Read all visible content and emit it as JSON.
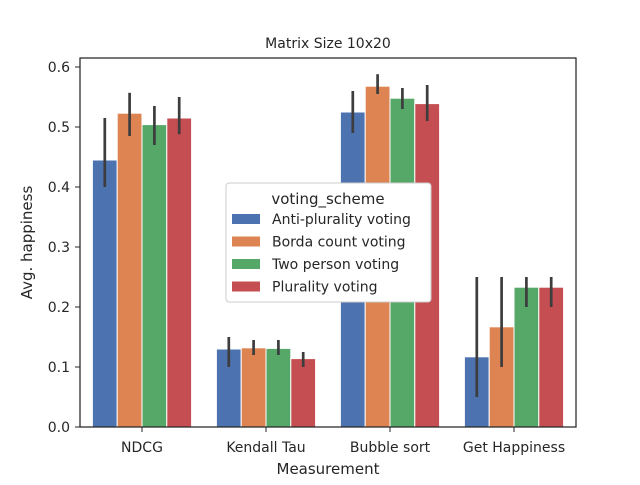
{
  "chart_data": {
    "type": "bar",
    "title": "Matrix Size 10x20",
    "xlabel": "Measurement",
    "ylabel": "Avg. happiness",
    "ylim": [
      0,
      0.6
    ],
    "y_ticks": [
      "0.0",
      "0.1",
      "0.2",
      "0.3",
      "0.4",
      "0.5",
      "0.6"
    ],
    "grid": false,
    "legend_title": "voting_scheme",
    "legend_position": "center",
    "categories": [
      "NDCG",
      "Kendall Tau",
      "Bubble sort",
      "Get Happiness"
    ],
    "series": [
      {
        "name": "Anti-plurality voting",
        "color": "#4c72b0",
        "values": [
          0.445,
          0.13,
          0.525,
          0.117
        ],
        "ci": [
          [
            0.4,
            0.515
          ],
          [
            0.1,
            0.15
          ],
          [
            0.49,
            0.56
          ],
          [
            0.05,
            0.25
          ]
        ]
      },
      {
        "name": "Borda count voting",
        "color": "#dd8452",
        "values": [
          0.523,
          0.132,
          0.568,
          0.167
        ],
        "ci": [
          [
            0.485,
            0.557
          ],
          [
            0.12,
            0.145
          ],
          [
            0.555,
            0.588
          ],
          [
            0.1,
            0.25
          ]
        ]
      },
      {
        "name": "Two person voting",
        "color": "#55a868",
        "values": [
          0.504,
          0.131,
          0.548,
          0.233
        ],
        "ci": [
          [
            0.47,
            0.535
          ],
          [
            0.12,
            0.145
          ],
          [
            0.53,
            0.565
          ],
          [
            0.2,
            0.25
          ]
        ]
      },
      {
        "name": "Plurality voting",
        "color": "#c44e52",
        "values": [
          0.515,
          0.114,
          0.539,
          0.233
        ],
        "ci": [
          [
            0.488,
            0.55
          ],
          [
            0.1,
            0.125
          ],
          [
            0.51,
            0.57
          ],
          [
            0.2,
            0.25
          ]
        ]
      }
    ]
  }
}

→ **Exercise task**
Which lines above contain the word "name"? Copy each of them.

→ **Final result**
        "name": "Anti-plurality voting",
        "name": "Borda count voting",
        "name": "Two person voting",
        "name": "Plurality voting",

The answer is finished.